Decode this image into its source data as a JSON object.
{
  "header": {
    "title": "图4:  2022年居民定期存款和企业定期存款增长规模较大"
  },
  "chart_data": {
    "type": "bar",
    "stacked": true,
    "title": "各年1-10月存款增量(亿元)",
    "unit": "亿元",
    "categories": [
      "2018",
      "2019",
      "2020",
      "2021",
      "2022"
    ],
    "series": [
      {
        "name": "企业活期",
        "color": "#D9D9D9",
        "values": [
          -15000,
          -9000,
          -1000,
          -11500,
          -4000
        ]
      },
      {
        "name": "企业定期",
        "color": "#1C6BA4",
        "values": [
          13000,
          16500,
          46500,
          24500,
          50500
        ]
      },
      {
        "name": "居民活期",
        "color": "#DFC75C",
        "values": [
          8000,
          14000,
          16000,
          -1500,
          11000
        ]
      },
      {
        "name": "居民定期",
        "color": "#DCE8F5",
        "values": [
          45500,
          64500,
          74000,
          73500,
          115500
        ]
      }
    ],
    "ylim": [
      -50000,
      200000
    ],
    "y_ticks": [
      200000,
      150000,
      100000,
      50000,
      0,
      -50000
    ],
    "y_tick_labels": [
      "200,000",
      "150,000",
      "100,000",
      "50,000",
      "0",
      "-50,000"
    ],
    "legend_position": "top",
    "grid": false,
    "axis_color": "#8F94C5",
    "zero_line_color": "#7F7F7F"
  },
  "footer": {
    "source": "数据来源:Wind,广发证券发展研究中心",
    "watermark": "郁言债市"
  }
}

EXERCISE DESCRIPTION: Type the whole listing again, unaltered.

OUTPUT:
Decode this image into its source data as a JSON object.
{
  "header": {
    "title": "图4:  2022年居民定期存款和企业定期存款增长规模较大"
  },
  "chart_data": {
    "type": "bar",
    "stacked": true,
    "title": "各年1-10月存款增量(亿元)",
    "unit": "亿元",
    "categories": [
      "2018",
      "2019",
      "2020",
      "2021",
      "2022"
    ],
    "series": [
      {
        "name": "企业活期",
        "color": "#D9D9D9",
        "values": [
          -15000,
          -9000,
          -1000,
          -11500,
          -4000
        ]
      },
      {
        "name": "企业定期",
        "color": "#1C6BA4",
        "values": [
          13000,
          16500,
          46500,
          24500,
          50500
        ]
      },
      {
        "name": "居民活期",
        "color": "#DFC75C",
        "values": [
          8000,
          14000,
          16000,
          -1500,
          11000
        ]
      },
      {
        "name": "居民定期",
        "color": "#DCE8F5",
        "values": [
          45500,
          64500,
          74000,
          73500,
          115500
        ]
      }
    ],
    "ylim": [
      -50000,
      200000
    ],
    "y_ticks": [
      200000,
      150000,
      100000,
      50000,
      0,
      -50000
    ],
    "y_tick_labels": [
      "200,000",
      "150,000",
      "100,000",
      "50,000",
      "0",
      "-50,000"
    ],
    "legend_position": "top",
    "grid": false,
    "axis_color": "#8F94C5",
    "zero_line_color": "#7F7F7F"
  },
  "footer": {
    "source": "数据来源:Wind,广发证券发展研究中心",
    "watermark": "郁言债市"
  }
}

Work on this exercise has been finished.